__TASK BRIEF__
Copy every line of the entries that includes the word "values".

__PROVIDED RECORDS__

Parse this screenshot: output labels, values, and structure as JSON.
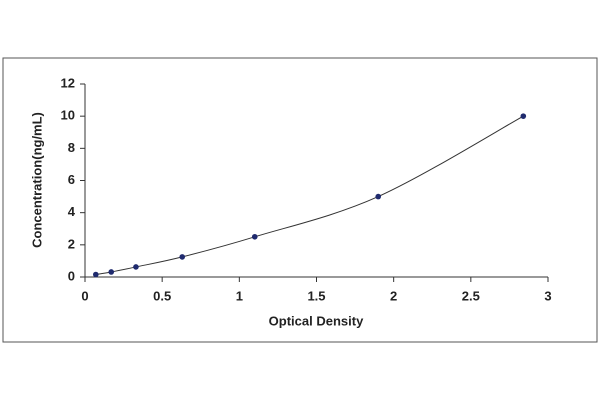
{
  "chart_data": {
    "type": "line",
    "x_label": "Optical Density",
    "y_label": "Concentration(ng/mL)",
    "x": [
      0.07,
      0.17,
      0.33,
      0.63,
      1.1,
      1.9,
      2.84
    ],
    "values": [
      0.156,
      0.312,
      0.625,
      1.25,
      2.5,
      5,
      10
    ],
    "color": "#1f2a6e",
    "line_color": "#333333",
    "xlim": [
      0,
      3
    ],
    "xticks": [
      0,
      0.5,
      1,
      1.5,
      2,
      2.5,
      3
    ],
    "ylim": [
      0,
      12
    ],
    "yticks": [
      0,
      2,
      4,
      6,
      8,
      10,
      12
    ],
    "grid": false
  }
}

__ANSWER TO THE EXERCISE__
Parse this screenshot: output labels, values, and structure as JSON.
    "values": [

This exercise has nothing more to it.